◆ **What you are asked to do**
Can you reproduce the data beneath, keeping every line exact?

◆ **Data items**

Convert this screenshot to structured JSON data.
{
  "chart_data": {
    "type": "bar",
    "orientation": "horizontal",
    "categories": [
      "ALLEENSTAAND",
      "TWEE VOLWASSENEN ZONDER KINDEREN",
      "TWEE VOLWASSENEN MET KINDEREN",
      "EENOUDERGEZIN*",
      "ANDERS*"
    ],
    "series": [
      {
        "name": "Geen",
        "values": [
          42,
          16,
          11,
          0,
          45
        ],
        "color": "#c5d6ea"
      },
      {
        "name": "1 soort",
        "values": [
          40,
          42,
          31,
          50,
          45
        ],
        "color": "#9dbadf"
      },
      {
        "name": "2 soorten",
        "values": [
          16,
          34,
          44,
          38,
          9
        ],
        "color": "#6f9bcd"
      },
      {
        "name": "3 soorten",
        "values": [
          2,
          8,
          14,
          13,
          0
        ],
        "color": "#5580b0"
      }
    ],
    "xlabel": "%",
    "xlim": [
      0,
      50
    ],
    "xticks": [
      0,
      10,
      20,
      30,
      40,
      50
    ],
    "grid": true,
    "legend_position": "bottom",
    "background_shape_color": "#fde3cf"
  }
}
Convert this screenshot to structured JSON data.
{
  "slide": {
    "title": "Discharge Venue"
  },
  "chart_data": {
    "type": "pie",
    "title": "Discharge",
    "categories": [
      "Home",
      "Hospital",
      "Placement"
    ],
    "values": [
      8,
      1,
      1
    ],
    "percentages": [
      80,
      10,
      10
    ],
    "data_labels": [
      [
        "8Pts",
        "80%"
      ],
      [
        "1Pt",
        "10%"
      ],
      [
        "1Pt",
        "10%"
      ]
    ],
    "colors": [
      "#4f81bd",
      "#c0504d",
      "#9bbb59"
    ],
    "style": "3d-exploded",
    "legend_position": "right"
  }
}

◆ **Answer to this task**
Convert this screenshot to structured JSON data.
{
  "chart_data": {
    "type": "bar",
    "orientation": "horizontal",
    "categories": [
      "ALLEENSTAAND",
      "TWEE VOLWASSENEN ZONDER KINDEREN",
      "TWEE VOLWASSENEN MET KINDEREN",
      "EENOUDERGEZIN*",
      "ANDERS*"
    ],
    "series": [
      {
        "name": "Geen",
        "values": [
          42,
          16,
          11,
          0,
          45
        ],
        "color": "#c5d6ea"
      },
      {
        "name": "1 soort",
        "values": [
          40,
          42,
          31,
          50,
          45
        ],
        "color": "#9dbadf"
      },
      {
        "name": "2 soorten",
        "values": [
          16,
          34,
          44,
          38,
          9
        ],
        "color": "#6f9bcd"
      },
      {
        "name": "3 soorten",
        "values": [
          2,
          8,
          14,
          13,
          0
        ],
        "color": "#5580b0"
      }
    ],
    "xlabel": "%",
    "xlim": [
      0,
      50
    ],
    "xticks": [
      0,
      10,
      20,
      30,
      40,
      50
    ],
    "grid": true,
    "legend_position": "bottom",
    "background_shape_color": "#fde3cf"
  }
}
Convert this screenshot to structured JSON data.
{
  "slide": {
    "title": "Discharge Venue"
  },
  "chart_data": {
    "type": "pie",
    "title": "Discharge",
    "categories": [
      "Home",
      "Hospital",
      "Placement"
    ],
    "values": [
      8,
      1,
      1
    ],
    "percentages": [
      80,
      10,
      10
    ],
    "data_labels": [
      [
        "8Pts",
        "80%"
      ],
      [
        "1Pt",
        "10%"
      ],
      [
        "1Pt",
        "10%"
      ]
    ],
    "colors": [
      "#4f81bd",
      "#c0504d",
      "#9bbb59"
    ],
    "style": "3d-exploded",
    "legend_position": "right"
  }
}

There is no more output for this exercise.